* BEGIN Provided data *

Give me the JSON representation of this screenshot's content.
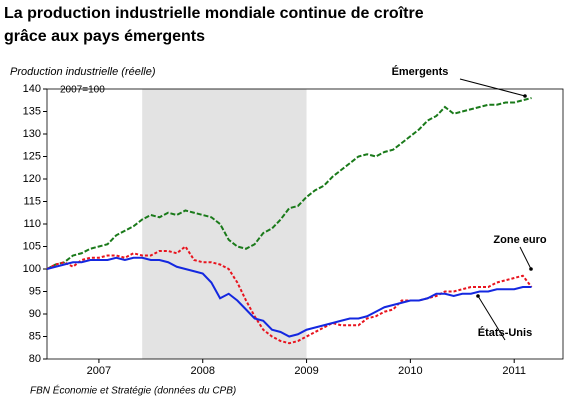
{
  "chart_data": {
    "type": "line",
    "title": "La production industrielle mondiale continue de croître grâce aux pays émergents",
    "subtitle": "Production industrielle (réelle)",
    "base_note": "2007=100",
    "source": "FBN Économie et Stratégie (données du CPB)",
    "x": [
      2007,
      2007.083,
      2007.167,
      2007.25,
      2007.333,
      2007.417,
      2007.5,
      2007.583,
      2007.667,
      2007.75,
      2007.833,
      2007.917,
      2008,
      2008.083,
      2008.167,
      2008.25,
      2008.333,
      2008.417,
      2008.5,
      2008.583,
      2008.667,
      2008.75,
      2008.833,
      2008.917,
      2009,
      2009.083,
      2009.167,
      2009.25,
      2009.333,
      2009.417,
      2009.5,
      2009.583,
      2009.667,
      2009.75,
      2009.833,
      2009.917,
      2010,
      2010.083,
      2010.167,
      2010.25,
      2010.333,
      2010.417,
      2010.5,
      2010.583,
      2010.667,
      2010.75,
      2010.833,
      2010.917,
      2011,
      2011.083,
      2011.167,
      2011.25,
      2011.333,
      2011.417,
      2011.5,
      2011.583,
      2011.667
    ],
    "series": [
      {
        "name": "Émergents",
        "color": "#1a7a1a",
        "dash": "5,2",
        "values": [
          100,
          101,
          101.5,
          103,
          103.5,
          104.5,
          105,
          105.5,
          107.5,
          108.5,
          109.5,
          111,
          112,
          111.5,
          112.5,
          112,
          113,
          112.5,
          112,
          111.5,
          110,
          106.5,
          105,
          104.5,
          105.5,
          108,
          109,
          111,
          113.5,
          114,
          116,
          117.5,
          118.5,
          120.5,
          122,
          123.5,
          125,
          125.5,
          125,
          126,
          126.5,
          128,
          129.5,
          131,
          133,
          134,
          136,
          134.5,
          135,
          135.5,
          136,
          136.5,
          136.5,
          137,
          137,
          137.5,
          138
        ]
      },
      {
        "name": "Zone euro",
        "color": "#e8141e",
        "dash": "3,2",
        "values": [
          100,
          101,
          101.5,
          100.5,
          102,
          102.5,
          102.5,
          103,
          103,
          102.5,
          103.5,
          103,
          103,
          104,
          104,
          103.5,
          105,
          102,
          101.5,
          101.5,
          101,
          100,
          97,
          93,
          89.5,
          86.5,
          85,
          84,
          83.5,
          84,
          85,
          86,
          87,
          88,
          87.5,
          87.5,
          87.5,
          89,
          89.5,
          90.5,
          91,
          93,
          93,
          93,
          93.5,
          94,
          95,
          95,
          95.5,
          96,
          96,
          96,
          97,
          97.5,
          98,
          98.5,
          96
        ]
      },
      {
        "name": "États-Unis",
        "color": "#1428e0",
        "dash": "",
        "values": [
          100,
          100.5,
          101,
          101.5,
          101.5,
          102,
          102,
          102,
          102.5,
          102,
          102.5,
          102.5,
          102,
          102,
          101.5,
          100.5,
          100,
          99.5,
          99,
          97,
          93.5,
          94.5,
          93,
          91,
          89,
          88.5,
          86.5,
          86,
          85,
          85.5,
          86.5,
          87,
          87.5,
          88,
          88.5,
          89,
          89,
          89.5,
          90.5,
          91.5,
          92,
          92.5,
          93,
          93,
          93.5,
          94.5,
          94.5,
          94,
          94.5,
          94.5,
          95,
          95,
          95.5,
          95.5,
          95.5,
          96,
          96
        ]
      }
    ],
    "shaded_x": [
      2007.917,
      2009.5
    ],
    "xlim": [
      2007,
      2011.97
    ],
    "xticks": [
      {
        "value": 2007.5,
        "label": "2007"
      },
      {
        "value": 2008.5,
        "label": "2008"
      },
      {
        "value": 2009.5,
        "label": "2009"
      },
      {
        "value": 2010.5,
        "label": "2010"
      },
      {
        "value": 2011.5,
        "label": "2011"
      }
    ],
    "ylim": [
      80,
      140
    ],
    "yticks": [
      80,
      85,
      90,
      95,
      100,
      105,
      110,
      115,
      120,
      125,
      130,
      135,
      140
    ]
  }
}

* END Provided data *

▶ _Requirement_:
Locate the word "industrielle" in the data above. Copy every line carrying it.

▶ _Correct response_:
    "title": "La production industrielle mondiale continue de croître grâce aux pays émergents",
    "subtitle": "Production industrielle (réelle)",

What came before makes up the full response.